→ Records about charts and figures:

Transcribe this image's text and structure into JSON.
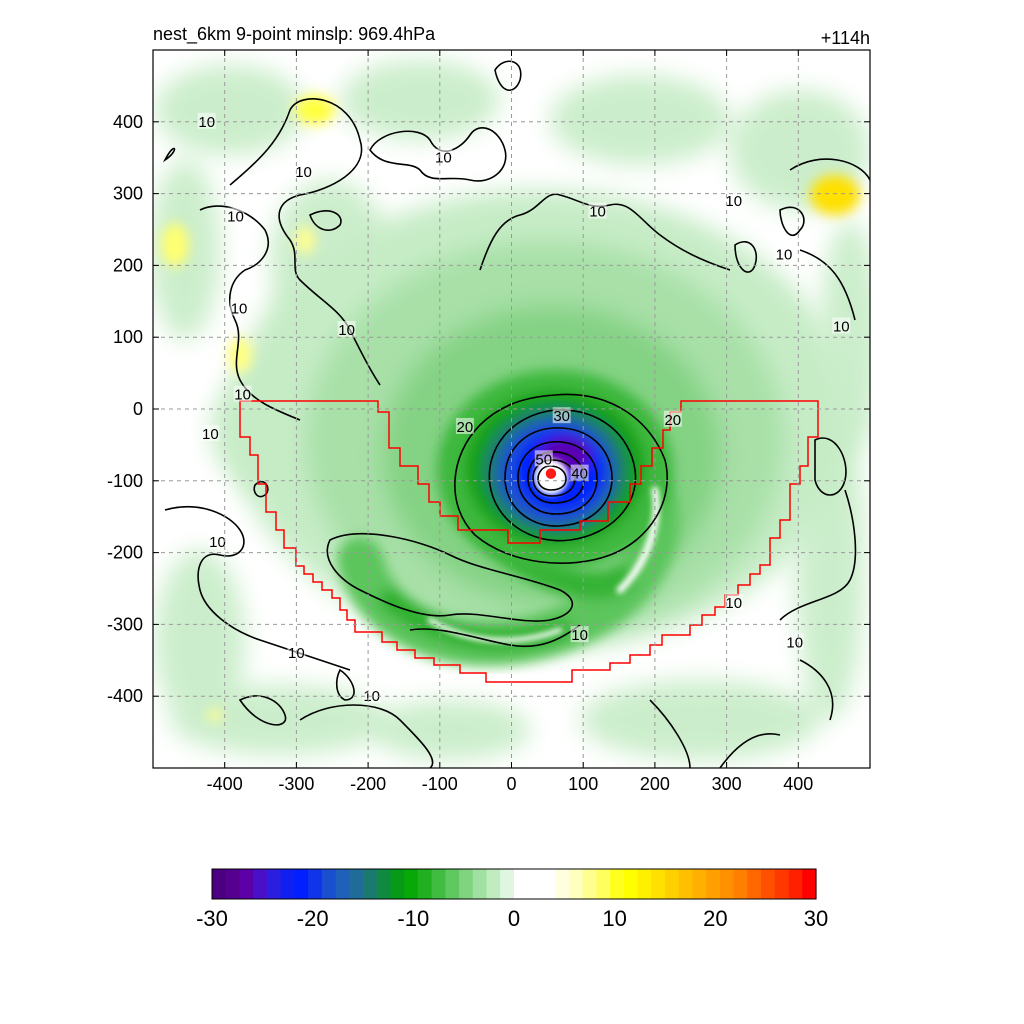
{
  "chart_data": {
    "type": "heatmap",
    "title_left": "nest_6km  9-point minslp: 969.4hPa",
    "title_right": "+114h",
    "xlabel": "",
    "ylabel": "",
    "xlim": [
      -500,
      500
    ],
    "ylim": [
      -500,
      500
    ],
    "x_ticks": [
      -400,
      -300,
      -200,
      -100,
      0,
      100,
      200,
      300,
      400
    ],
    "x_tick_labels": [
      "-400",
      "-300",
      "-200",
      "-100",
      "0",
      "100",
      "200",
      "300",
      "400"
    ],
    "y_ticks": [
      400,
      300,
      200,
      100,
      0,
      -100,
      -200,
      -300,
      -400
    ],
    "y_tick_labels": [
      "400",
      "300",
      "200",
      "100",
      "0",
      "-100",
      "-200",
      "-300",
      "-400"
    ],
    "grid": true,
    "storm_center": [
      55,
      -90
    ],
    "colorbar": {
      "range": [
        -30,
        30
      ],
      "ticks": [
        -30,
        -20,
        -10,
        0,
        10,
        20,
        30
      ],
      "tick_labels": [
        "-30",
        "-20",
        "-10",
        "0",
        "10",
        "20",
        "30"
      ],
      "colors": [
        "#4b0082",
        "#55008f",
        "#5c00a8",
        "#4a10c8",
        "#2a1ee0",
        "#1020f0",
        "#0020ff",
        "#1035e8",
        "#1a4fd0",
        "#1f60b8",
        "#1f6c98",
        "#1a7a70",
        "#108a40",
        "#069a18",
        "#08a808",
        "#20b020",
        "#40bc40",
        "#60c860",
        "#80d480",
        "#a0e0a0",
        "#c0ecc0",
        "#e0f6e0",
        "#ffffff",
        "#ffffff",
        "#ffffff",
        "#ffffe0",
        "#ffffc0",
        "#ffff90",
        "#ffff60",
        "#ffff20",
        "#ffff00",
        "#fff000",
        "#ffe000",
        "#ffd000",
        "#ffc000",
        "#ffb000",
        "#ffa000",
        "#ff9000",
        "#ff8000",
        "#ff6800",
        "#ff5000",
        "#ff3800",
        "#ff2000",
        "#ff0000"
      ]
    },
    "contour_labels": [
      {
        "text": "10",
        "x": -425,
        "y": 400
      },
      {
        "text": "10",
        "x": -290,
        "y": 330
      },
      {
        "text": "10",
        "x": -385,
        "y": 268
      },
      {
        "text": "10",
        "x": -95,
        "y": 350
      },
      {
        "text": "10",
        "x": 120,
        "y": 275
      },
      {
        "text": "10",
        "x": 310,
        "y": 290
      },
      {
        "text": "10",
        "x": 380,
        "y": 215
      },
      {
        "text": "10",
        "x": 460,
        "y": 115
      },
      {
        "text": "10",
        "x": -230,
        "y": 110
      },
      {
        "text": "10",
        "x": -380,
        "y": 140
      },
      {
        "text": "10",
        "x": -375,
        "y": 20
      },
      {
        "text": "10",
        "x": -420,
        "y": -35
      },
      {
        "text": "10",
        "x": -410,
        "y": -185
      },
      {
        "text": "10",
        "x": -300,
        "y": -340
      },
      {
        "text": "10",
        "x": -195,
        "y": -400
      },
      {
        "text": "10",
        "x": 95,
        "y": -315
      },
      {
        "text": "10",
        "x": 310,
        "y": -270
      },
      {
        "text": "10",
        "x": 395,
        "y": -325
      },
      {
        "text": "20",
        "x": -65,
        "y": -25
      },
      {
        "text": "20",
        "x": 225,
        "y": -15
      },
      {
        "text": "30",
        "x": 70,
        "y": -10
      },
      {
        "text": "40",
        "x": 95,
        "y": -90
      },
      {
        "text": "50",
        "x": 45,
        "y": -70
      }
    ]
  }
}
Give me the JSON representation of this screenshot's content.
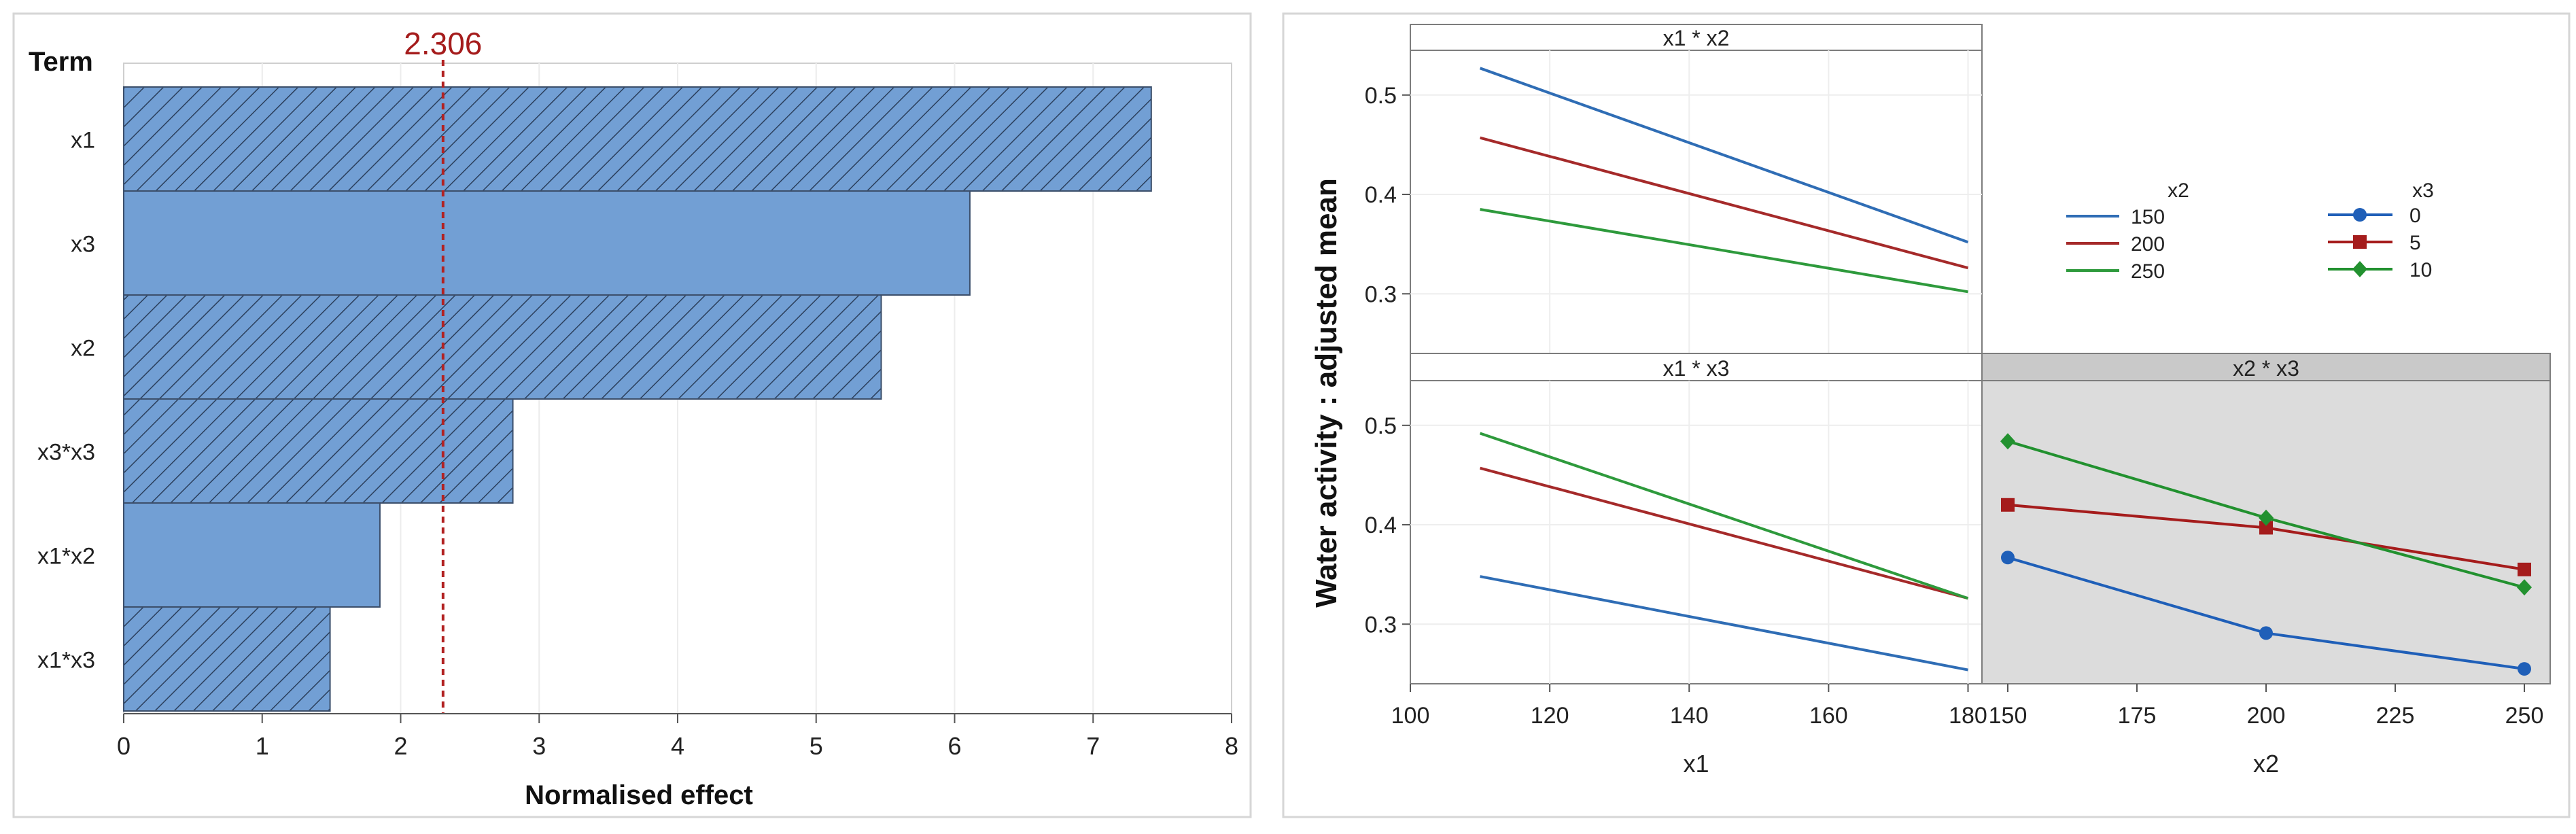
{
  "chart_data": [
    {
      "type": "bar",
      "orientation": "horizontal",
      "title": "",
      "ylabel": "Term",
      "xlabel": "Normalised effect",
      "categories": [
        "x1",
        "x3",
        "x2",
        "x3*x3",
        "x1*x2",
        "x1*x3"
      ],
      "values": [
        7.42,
        6.11,
        5.47,
        2.81,
        1.85,
        1.49
      ],
      "hatched": [
        true,
        false,
        true,
        true,
        false,
        true
      ],
      "xlim": [
        0,
        8
      ],
      "xticks": [
        "0",
        "1",
        "2",
        "3",
        "4",
        "5",
        "6",
        "7",
        "8"
      ],
      "reference_line": {
        "value": 2.306,
        "label": "2.306",
        "color": "#a51c1c"
      },
      "bar_color": "#729fd4"
    },
    {
      "type": "line",
      "title": "",
      "ylabel": "Water activity : adjusted mean",
      "ylim": [
        0.24,
        0.545
      ],
      "yticks": [
        "0.3",
        "0.4",
        "0.5"
      ],
      "panels": [
        {
          "title": "x1 * x2",
          "xlabel": "",
          "xlim": [
            100,
            182
          ],
          "series": [
            {
              "name": "150",
              "color": "#2f6db5",
              "x": [
                110,
                180
              ],
              "y": [
                0.527,
                0.352
              ]
            },
            {
              "name": "200",
              "color": "#a52a2a",
              "x": [
                110,
                180
              ],
              "y": [
                0.457,
                0.326
              ]
            },
            {
              "name": "250",
              "color": "#2e9a3c",
              "x": [
                110,
                180
              ],
              "y": [
                0.385,
                0.302
              ]
            }
          ]
        },
        {
          "title": "x1 * x3",
          "xlabel": "x1",
          "xlim": [
            100,
            182
          ],
          "xticks": [
            "100",
            "120",
            "140",
            "160",
            "180"
          ],
          "series": [
            {
              "name": "0",
              "color": "#2f6db5",
              "x": [
                110,
                180
              ],
              "y": [
                0.348,
                0.254
              ]
            },
            {
              "name": "5",
              "color": "#a52a2a",
              "x": [
                110,
                180
              ],
              "y": [
                0.457,
                0.326
              ]
            },
            {
              "name": "10",
              "color": "#2e9a3c",
              "x": [
                110,
                180
              ],
              "y": [
                0.492,
                0.326
              ]
            }
          ]
        },
        {
          "title": "x2 * x3",
          "xlabel": "x2",
          "xlim": [
            145,
            255
          ],
          "xticks": [
            "150",
            "175",
            "200",
            "225",
            "250"
          ],
          "series": [
            {
              "name": "0",
              "color": "#1f5fb8",
              "marker": "circle",
              "x": [
                150,
                200,
                250
              ],
              "y": [
                0.367,
                0.291,
                0.255
              ]
            },
            {
              "name": "5",
              "color": "#a51c1c",
              "marker": "square",
              "x": [
                150,
                200,
                250
              ],
              "y": [
                0.42,
                0.397,
                0.355
              ]
            },
            {
              "name": "10",
              "color": "#22912f",
              "marker": "diamond",
              "x": [
                150,
                200,
                250
              ],
              "y": [
                0.484,
                0.407,
                0.337
              ]
            }
          ]
        }
      ],
      "legends": [
        {
          "title": "x2",
          "entries": [
            "150",
            "200",
            "250"
          ]
        },
        {
          "title": "x3",
          "entries": [
            "0",
            "5",
            "10"
          ]
        }
      ]
    }
  ]
}
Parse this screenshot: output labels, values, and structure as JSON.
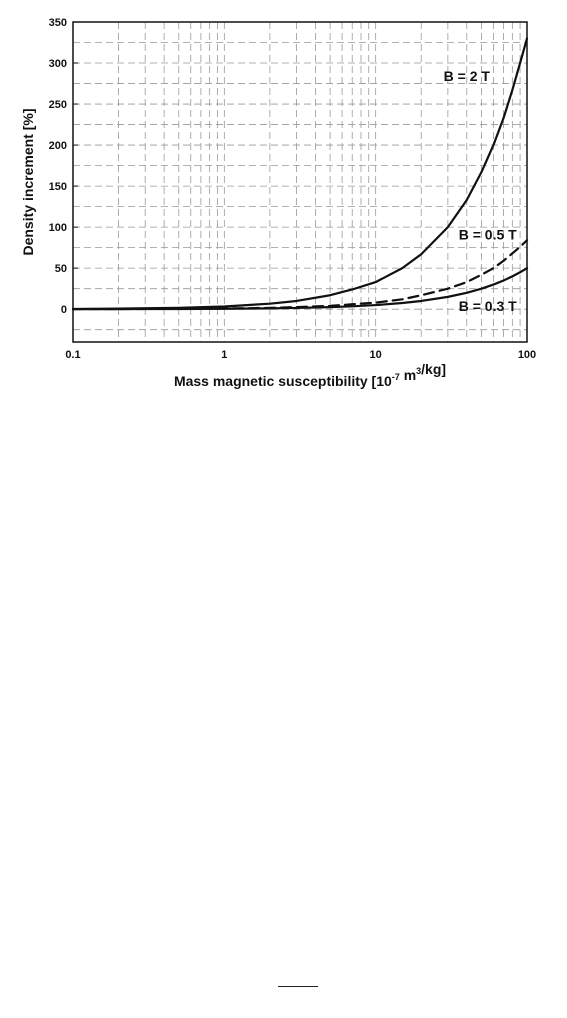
{
  "chart_data": {
    "type": "line",
    "title": "",
    "xlabel": "Mass magnetic susceptibility [10⁻⁷ m³/kg]",
    "ylabel": "Density increment [%]",
    "xscale": "log",
    "xlim": [
      0.1,
      100
    ],
    "ylim": [
      -40,
      350
    ],
    "grid": true,
    "grid_style": "dashed",
    "x_ticks": [
      0.1,
      1,
      10,
      100
    ],
    "x_tick_labels": [
      "0.1",
      "1",
      "10",
      "100"
    ],
    "y_ticks": [
      0,
      50,
      100,
      150,
      200,
      250,
      300,
      350
    ],
    "y_tick_labels": [
      "0",
      "50",
      "100",
      "150",
      "200",
      "250",
      "300",
      "350"
    ],
    "x": [
      0.1,
      0.2,
      0.5,
      1,
      2,
      3,
      5,
      7,
      10,
      15,
      20,
      30,
      40,
      50,
      60,
      70,
      80,
      90,
      100
    ],
    "series": [
      {
        "name": "B = 2 T",
        "line": "solid",
        "values": [
          0.3,
          0.7,
          1.6,
          3.3,
          6.7,
          10,
          17,
          24,
          33,
          50,
          67,
          100,
          133,
          167,
          200,
          233,
          267,
          300,
          330
        ]
      },
      {
        "name": "B = 0.5 T",
        "line": "dashed",
        "values": [
          0.1,
          0.2,
          0.4,
          0.8,
          1.6,
          2.5,
          4,
          6,
          8,
          12,
          17,
          25,
          33,
          42,
          50,
          59,
          68,
          76,
          84
        ]
      },
      {
        "name": "B = 0.3 T",
        "line": "solid",
        "values": [
          0.05,
          0.1,
          0.25,
          0.5,
          1,
          1.5,
          2.5,
          3.5,
          5,
          7.5,
          10,
          15,
          20,
          25,
          30,
          35,
          40,
          45,
          50
        ]
      }
    ],
    "annotations": [
      {
        "text": "B = 2 T",
        "x": 40,
        "y": 278
      },
      {
        "text": "B = 0.5 T",
        "x": 55,
        "y": 85
      },
      {
        "text": "B = 0.3 T",
        "x": 55,
        "y": -2
      }
    ]
  }
}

→ Requirements: Within the records, how many lines include "structure"? The answer is the number and nothing else.

→ Response to this exercise: 2